── Data for this exercise

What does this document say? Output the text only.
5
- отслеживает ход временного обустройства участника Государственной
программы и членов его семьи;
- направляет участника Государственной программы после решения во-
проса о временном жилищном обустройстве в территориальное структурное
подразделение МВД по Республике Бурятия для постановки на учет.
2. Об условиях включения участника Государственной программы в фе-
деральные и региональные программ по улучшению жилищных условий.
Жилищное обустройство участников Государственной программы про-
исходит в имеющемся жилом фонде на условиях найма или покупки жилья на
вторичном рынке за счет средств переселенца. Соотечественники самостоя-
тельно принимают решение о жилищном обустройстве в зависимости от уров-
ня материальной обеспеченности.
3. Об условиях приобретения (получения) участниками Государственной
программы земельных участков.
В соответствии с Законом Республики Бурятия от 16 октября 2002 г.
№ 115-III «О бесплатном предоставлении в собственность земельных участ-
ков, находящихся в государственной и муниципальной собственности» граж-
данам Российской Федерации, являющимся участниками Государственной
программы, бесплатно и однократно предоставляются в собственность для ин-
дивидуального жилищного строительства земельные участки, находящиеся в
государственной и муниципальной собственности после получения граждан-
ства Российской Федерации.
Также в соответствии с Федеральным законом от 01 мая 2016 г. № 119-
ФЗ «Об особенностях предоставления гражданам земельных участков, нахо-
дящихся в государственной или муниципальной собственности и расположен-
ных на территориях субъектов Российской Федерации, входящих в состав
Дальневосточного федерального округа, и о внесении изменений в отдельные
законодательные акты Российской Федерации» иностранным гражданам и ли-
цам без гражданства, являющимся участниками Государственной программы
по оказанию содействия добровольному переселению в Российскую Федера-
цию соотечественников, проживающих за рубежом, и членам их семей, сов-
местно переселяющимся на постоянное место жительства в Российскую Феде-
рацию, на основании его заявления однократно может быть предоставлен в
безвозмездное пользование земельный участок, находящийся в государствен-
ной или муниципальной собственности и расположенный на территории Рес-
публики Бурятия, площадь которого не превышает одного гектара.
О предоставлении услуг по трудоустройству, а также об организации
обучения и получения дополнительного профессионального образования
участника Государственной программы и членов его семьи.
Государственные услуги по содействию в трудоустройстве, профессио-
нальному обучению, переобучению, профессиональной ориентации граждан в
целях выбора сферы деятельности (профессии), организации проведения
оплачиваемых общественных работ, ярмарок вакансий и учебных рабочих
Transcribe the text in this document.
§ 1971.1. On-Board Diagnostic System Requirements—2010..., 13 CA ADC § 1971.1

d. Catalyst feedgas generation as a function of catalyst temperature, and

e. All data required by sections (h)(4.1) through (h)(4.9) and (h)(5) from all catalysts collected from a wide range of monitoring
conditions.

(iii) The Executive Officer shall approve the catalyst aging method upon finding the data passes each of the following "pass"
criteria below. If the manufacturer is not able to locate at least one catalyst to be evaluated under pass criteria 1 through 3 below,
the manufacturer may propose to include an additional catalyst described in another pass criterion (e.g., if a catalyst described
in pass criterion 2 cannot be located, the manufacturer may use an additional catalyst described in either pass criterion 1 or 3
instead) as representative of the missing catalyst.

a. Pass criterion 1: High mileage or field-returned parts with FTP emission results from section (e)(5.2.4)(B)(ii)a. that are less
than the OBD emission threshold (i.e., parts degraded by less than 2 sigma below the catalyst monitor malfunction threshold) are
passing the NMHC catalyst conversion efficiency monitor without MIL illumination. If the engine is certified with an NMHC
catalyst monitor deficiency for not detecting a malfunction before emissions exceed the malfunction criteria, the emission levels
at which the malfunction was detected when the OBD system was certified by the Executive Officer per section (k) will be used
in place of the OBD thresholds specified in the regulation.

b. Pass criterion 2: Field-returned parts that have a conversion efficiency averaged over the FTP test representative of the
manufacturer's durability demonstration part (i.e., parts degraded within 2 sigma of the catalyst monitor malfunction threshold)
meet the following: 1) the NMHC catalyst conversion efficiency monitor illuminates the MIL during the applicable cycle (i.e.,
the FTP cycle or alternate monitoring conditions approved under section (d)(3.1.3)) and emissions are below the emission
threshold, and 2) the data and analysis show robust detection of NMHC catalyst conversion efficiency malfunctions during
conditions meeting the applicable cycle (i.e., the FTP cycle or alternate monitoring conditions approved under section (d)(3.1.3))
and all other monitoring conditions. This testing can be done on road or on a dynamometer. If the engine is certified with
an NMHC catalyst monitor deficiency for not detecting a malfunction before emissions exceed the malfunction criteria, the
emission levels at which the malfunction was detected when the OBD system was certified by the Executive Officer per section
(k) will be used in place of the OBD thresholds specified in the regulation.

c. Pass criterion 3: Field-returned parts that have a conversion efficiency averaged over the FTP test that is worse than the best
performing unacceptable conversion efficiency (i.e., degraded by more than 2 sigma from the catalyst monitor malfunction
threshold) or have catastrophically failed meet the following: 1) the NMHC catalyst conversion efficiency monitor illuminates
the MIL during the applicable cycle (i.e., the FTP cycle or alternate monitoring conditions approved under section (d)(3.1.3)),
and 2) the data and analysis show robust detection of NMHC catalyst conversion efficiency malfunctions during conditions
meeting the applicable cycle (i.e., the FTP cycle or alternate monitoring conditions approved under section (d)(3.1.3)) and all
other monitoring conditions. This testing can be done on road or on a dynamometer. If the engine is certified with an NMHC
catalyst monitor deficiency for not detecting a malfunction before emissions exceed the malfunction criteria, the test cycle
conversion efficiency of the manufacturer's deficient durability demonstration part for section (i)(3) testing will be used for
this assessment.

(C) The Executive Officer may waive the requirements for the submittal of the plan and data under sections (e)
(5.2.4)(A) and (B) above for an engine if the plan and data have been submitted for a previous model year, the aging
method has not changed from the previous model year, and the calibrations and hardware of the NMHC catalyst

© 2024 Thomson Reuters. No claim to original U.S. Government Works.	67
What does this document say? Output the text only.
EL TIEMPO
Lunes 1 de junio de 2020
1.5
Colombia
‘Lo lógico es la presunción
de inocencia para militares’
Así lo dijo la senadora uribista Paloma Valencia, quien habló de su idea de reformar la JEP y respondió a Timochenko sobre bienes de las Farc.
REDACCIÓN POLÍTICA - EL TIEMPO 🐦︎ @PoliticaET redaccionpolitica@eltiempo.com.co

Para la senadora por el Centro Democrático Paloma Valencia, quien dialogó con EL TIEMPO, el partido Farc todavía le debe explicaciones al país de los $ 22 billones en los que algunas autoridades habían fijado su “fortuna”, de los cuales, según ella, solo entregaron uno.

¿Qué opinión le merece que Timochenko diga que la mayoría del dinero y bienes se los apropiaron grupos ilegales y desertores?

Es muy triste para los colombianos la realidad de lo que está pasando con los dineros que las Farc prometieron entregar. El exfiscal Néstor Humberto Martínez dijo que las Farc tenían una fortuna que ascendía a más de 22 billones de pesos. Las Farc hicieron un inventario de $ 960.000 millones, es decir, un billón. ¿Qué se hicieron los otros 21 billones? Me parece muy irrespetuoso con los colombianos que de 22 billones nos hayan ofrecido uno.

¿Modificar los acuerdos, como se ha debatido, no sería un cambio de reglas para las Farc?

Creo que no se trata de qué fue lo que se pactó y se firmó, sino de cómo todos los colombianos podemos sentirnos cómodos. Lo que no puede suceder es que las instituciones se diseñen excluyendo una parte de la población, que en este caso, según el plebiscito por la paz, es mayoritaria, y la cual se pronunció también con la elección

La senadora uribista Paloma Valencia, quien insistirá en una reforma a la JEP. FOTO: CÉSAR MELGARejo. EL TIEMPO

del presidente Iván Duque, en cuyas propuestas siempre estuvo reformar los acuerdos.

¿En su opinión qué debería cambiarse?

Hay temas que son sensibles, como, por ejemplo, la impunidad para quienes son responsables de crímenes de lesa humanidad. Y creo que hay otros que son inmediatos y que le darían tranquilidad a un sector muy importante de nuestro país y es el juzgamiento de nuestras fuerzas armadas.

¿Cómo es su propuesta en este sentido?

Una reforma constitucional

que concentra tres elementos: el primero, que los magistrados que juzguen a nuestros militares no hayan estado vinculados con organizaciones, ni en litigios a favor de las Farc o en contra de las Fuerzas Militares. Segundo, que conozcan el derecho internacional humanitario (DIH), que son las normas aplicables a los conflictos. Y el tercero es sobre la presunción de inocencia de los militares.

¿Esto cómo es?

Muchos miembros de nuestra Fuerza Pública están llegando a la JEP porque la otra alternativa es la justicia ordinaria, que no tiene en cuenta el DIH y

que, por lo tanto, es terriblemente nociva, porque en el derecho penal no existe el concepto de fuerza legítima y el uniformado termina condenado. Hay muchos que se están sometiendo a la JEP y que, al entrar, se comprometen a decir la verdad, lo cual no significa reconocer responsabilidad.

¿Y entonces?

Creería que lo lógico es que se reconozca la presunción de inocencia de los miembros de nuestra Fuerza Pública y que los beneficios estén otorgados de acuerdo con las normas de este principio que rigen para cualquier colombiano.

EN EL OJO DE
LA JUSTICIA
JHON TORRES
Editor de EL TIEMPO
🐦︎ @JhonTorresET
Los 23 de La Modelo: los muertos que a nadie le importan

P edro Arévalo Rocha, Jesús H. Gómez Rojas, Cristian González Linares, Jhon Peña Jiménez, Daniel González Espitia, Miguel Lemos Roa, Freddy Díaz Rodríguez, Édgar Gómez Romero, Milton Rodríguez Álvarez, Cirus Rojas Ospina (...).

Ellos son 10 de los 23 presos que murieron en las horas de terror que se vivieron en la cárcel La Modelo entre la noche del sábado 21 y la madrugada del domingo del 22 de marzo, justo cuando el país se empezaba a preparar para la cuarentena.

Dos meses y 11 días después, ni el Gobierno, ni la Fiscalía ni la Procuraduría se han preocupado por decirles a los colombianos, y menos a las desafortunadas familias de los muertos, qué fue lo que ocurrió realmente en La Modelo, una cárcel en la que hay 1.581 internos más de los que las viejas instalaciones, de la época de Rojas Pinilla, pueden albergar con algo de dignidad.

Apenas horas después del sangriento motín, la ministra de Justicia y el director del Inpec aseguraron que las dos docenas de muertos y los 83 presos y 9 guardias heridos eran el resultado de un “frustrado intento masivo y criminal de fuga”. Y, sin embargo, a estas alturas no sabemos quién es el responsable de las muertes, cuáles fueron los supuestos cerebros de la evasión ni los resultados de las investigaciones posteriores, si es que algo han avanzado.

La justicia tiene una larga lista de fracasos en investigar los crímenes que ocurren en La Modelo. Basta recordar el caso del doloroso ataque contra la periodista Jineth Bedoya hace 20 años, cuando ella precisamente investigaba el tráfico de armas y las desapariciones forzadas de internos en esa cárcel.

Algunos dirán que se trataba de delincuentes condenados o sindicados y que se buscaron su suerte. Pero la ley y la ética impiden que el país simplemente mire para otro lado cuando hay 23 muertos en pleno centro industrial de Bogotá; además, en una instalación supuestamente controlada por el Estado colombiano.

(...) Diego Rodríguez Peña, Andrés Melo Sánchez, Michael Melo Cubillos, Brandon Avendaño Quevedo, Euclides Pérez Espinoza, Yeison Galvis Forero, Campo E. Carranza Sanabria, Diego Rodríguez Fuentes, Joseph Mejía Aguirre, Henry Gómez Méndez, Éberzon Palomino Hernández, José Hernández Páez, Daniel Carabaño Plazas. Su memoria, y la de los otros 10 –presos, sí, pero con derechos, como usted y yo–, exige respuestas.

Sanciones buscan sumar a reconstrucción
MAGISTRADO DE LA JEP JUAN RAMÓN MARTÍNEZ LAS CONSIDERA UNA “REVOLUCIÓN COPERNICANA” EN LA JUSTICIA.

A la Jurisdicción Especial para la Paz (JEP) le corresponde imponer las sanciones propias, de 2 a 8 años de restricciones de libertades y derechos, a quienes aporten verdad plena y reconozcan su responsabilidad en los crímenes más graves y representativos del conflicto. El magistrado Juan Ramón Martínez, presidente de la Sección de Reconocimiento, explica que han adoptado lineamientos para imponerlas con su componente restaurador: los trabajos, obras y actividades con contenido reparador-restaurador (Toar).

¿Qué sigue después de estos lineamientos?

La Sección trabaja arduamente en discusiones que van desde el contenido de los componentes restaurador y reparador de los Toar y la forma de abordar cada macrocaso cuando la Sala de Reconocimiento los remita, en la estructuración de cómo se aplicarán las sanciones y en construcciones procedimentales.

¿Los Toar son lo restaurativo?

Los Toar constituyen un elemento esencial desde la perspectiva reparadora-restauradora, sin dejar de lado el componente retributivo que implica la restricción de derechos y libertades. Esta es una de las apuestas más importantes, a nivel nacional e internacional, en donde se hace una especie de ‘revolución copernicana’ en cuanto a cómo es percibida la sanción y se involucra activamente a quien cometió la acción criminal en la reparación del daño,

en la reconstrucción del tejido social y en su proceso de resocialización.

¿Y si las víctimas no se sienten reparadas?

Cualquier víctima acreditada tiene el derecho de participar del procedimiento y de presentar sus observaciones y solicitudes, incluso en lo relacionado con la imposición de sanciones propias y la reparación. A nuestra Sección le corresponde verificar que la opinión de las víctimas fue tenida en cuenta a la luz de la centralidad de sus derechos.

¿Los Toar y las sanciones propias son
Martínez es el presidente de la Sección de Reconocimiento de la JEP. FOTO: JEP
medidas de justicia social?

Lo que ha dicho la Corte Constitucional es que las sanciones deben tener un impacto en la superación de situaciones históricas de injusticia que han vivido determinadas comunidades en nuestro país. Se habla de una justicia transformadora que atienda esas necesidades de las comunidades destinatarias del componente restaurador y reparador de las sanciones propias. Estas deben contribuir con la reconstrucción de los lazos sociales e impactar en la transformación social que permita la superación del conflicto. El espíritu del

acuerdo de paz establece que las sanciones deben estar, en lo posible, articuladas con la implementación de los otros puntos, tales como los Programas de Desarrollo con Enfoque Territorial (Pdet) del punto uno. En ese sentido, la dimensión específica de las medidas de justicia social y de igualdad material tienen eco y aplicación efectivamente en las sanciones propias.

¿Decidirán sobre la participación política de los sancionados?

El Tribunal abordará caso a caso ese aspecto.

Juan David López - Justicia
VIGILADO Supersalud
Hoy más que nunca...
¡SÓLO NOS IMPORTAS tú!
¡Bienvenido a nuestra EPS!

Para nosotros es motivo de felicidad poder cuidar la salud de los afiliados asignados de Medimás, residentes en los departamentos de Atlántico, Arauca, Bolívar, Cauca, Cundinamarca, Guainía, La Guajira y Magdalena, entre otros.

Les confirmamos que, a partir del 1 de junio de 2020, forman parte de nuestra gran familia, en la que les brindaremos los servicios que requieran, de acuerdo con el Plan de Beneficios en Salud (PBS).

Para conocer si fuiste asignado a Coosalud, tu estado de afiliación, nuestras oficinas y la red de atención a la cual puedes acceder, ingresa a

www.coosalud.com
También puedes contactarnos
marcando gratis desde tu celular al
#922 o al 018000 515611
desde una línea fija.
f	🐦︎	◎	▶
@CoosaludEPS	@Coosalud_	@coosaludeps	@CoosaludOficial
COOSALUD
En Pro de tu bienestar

────

• Written task
Pull every line containing "robust" from the data.

• Final result
threshold, and 2) the data and analysis show robust detection of NMHC catalyst conversion efficiency malfunctions during
and 2) the data and analysis show robust detection of NMHC catalyst conversion efficiency malfunctions during conditions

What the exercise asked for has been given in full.